BEGIN

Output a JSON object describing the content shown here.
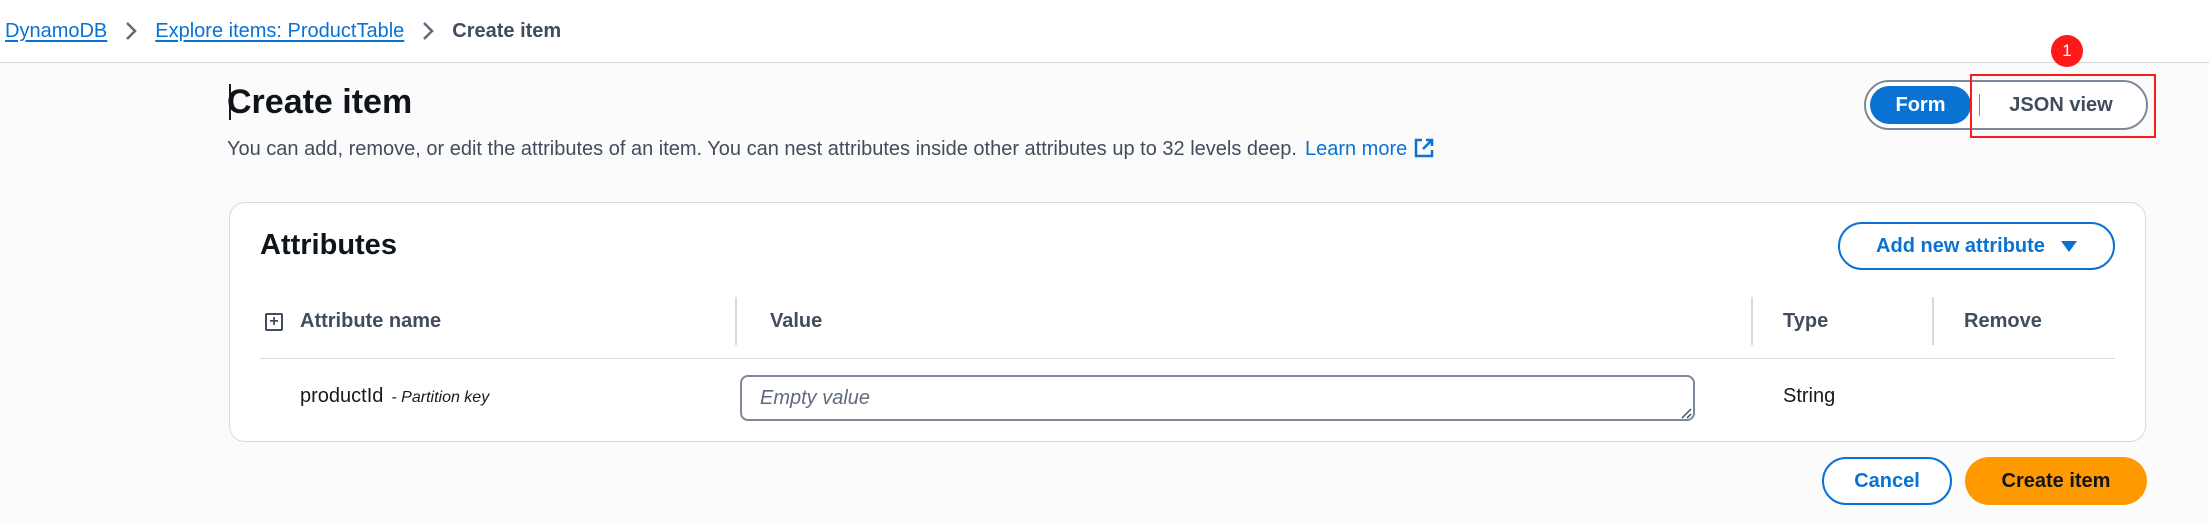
{
  "breadcrumb": {
    "items": [
      {
        "label": "DynamoDB"
      },
      {
        "label": "Explore items: ProductTable"
      },
      {
        "label": "Create item"
      }
    ]
  },
  "header": {
    "title": "Create item",
    "description": "You can add, remove, or edit the attributes of an item. You can nest attributes inside other attributes up to 32 levels deep.",
    "learn_more": "Learn more"
  },
  "view_toggle": {
    "form_label": "Form",
    "json_label": "JSON view",
    "selected": "Form"
  },
  "annotation": {
    "badge": "1"
  },
  "attributes": {
    "title": "Attributes",
    "add_button": "Add new attribute",
    "columns": {
      "name": "Attribute name",
      "value": "Value",
      "type": "Type",
      "remove": "Remove"
    },
    "rows": [
      {
        "name": "productId",
        "key_label": "- Partition key",
        "value": "",
        "placeholder": "Empty value",
        "type": "String"
      }
    ]
  },
  "footer": {
    "cancel": "Cancel",
    "create": "Create item"
  },
  "colors": {
    "link": "#0972d3",
    "primary": "#ff9900",
    "highlight": "#ff1a1a"
  }
}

END

EXERCISE GOAL: Copy out the data above exactly, except the pictures.

FINISHED EXERCISE:
Output a JSON object describing the content shown here.
{
  "breadcrumb": {
    "items": [
      {
        "label": "DynamoDB"
      },
      {
        "label": "Explore items: ProductTable"
      },
      {
        "label": "Create item"
      }
    ]
  },
  "header": {
    "title": "Create item",
    "description": "You can add, remove, or edit the attributes of an item. You can nest attributes inside other attributes up to 32 levels deep.",
    "learn_more": "Learn more"
  },
  "view_toggle": {
    "form_label": "Form",
    "json_label": "JSON view",
    "selected": "Form"
  },
  "annotation": {
    "badge": "1"
  },
  "attributes": {
    "title": "Attributes",
    "add_button": "Add new attribute",
    "columns": {
      "name": "Attribute name",
      "value": "Value",
      "type": "Type",
      "remove": "Remove"
    },
    "rows": [
      {
        "name": "productId",
        "key_label": "- Partition key",
        "value": "",
        "placeholder": "Empty value",
        "type": "String"
      }
    ]
  },
  "footer": {
    "cancel": "Cancel",
    "create": "Create item"
  },
  "colors": {
    "link": "#0972d3",
    "primary": "#ff9900",
    "highlight": "#ff1a1a"
  }
}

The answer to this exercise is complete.